[Extracted records]
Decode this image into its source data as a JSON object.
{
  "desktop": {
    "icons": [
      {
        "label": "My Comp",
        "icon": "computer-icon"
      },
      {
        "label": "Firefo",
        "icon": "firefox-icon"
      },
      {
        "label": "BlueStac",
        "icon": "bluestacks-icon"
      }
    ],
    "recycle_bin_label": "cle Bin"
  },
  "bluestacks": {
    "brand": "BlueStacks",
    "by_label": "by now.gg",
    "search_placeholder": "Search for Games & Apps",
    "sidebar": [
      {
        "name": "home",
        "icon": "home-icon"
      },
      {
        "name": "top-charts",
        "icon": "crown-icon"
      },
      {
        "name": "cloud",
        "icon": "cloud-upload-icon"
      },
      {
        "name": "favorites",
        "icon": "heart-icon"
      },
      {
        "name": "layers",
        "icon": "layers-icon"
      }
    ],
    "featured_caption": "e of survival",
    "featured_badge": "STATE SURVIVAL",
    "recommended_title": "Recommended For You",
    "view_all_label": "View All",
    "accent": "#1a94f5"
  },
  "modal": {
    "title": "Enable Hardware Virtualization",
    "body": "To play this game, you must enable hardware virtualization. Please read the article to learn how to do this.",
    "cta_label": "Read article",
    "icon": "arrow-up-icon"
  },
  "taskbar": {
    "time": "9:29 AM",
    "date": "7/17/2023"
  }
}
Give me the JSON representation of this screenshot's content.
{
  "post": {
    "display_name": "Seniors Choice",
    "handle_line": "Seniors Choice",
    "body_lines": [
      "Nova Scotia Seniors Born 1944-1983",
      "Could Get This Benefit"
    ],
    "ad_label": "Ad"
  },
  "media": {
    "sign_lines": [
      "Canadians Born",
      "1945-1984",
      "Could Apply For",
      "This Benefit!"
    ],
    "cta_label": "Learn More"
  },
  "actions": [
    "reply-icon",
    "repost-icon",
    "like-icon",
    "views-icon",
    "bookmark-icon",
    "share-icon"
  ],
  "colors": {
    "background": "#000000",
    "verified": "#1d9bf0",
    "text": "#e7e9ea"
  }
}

Objective
Each entry above is to be printed again exactly.

Reply
Decode this image into its source data as a JSON object.
{
  "desktop": {
    "icons": [
      {
        "label": "My Comp",
        "icon": "computer-icon"
      },
      {
        "label": "Firefo",
        "icon": "firefox-icon"
      },
      {
        "label": "BlueStac",
        "icon": "bluestacks-icon"
      }
    ],
    "recycle_bin_label": "cle Bin"
  },
  "bluestacks": {
    "brand": "BlueStacks",
    "by_label": "by now.gg",
    "search_placeholder": "Search for Games & Apps",
    "sidebar": [
      {
        "name": "home",
        "icon": "home-icon"
      },
      {
        "name": "top-charts",
        "icon": "crown-icon"
      },
      {
        "name": "cloud",
        "icon": "cloud-upload-icon"
      },
      {
        "name": "favorites",
        "icon": "heart-icon"
      },
      {
        "name": "layers",
        "icon": "layers-icon"
      }
    ],
    "featured_caption": "e of survival",
    "featured_badge": "STATE SURVIVAL",
    "recommended_title": "Recommended For You",
    "view_all_label": "View All",
    "accent": "#1a94f5"
  },
  "modal": {
    "title": "Enable Hardware Virtualization",
    "body": "To play this game, you must enable hardware virtualization. Please read the article to learn how to do this.",
    "cta_label": "Read article",
    "icon": "arrow-up-icon"
  },
  "taskbar": {
    "time": "9:29 AM",
    "date": "7/17/2023"
  }
}
Give me the JSON representation of this screenshot's content.
{
  "post": {
    "display_name": "Seniors Choice",
    "handle_line": "Seniors Choice",
    "body_lines": [
      "Nova Scotia Seniors Born 1944-1983",
      "Could Get This Benefit"
    ],
    "ad_label": "Ad"
  },
  "media": {
    "sign_lines": [
      "Canadians Born",
      "1945-1984",
      "Could Apply For",
      "This Benefit!"
    ],
    "cta_label": "Learn More"
  },
  "actions": [
    "reply-icon",
    "repost-icon",
    "like-icon",
    "views-icon",
    "bookmark-icon",
    "share-icon"
  ],
  "colors": {
    "background": "#000000",
    "verified": "#1d9bf0",
    "text": "#e7e9ea"
  }
}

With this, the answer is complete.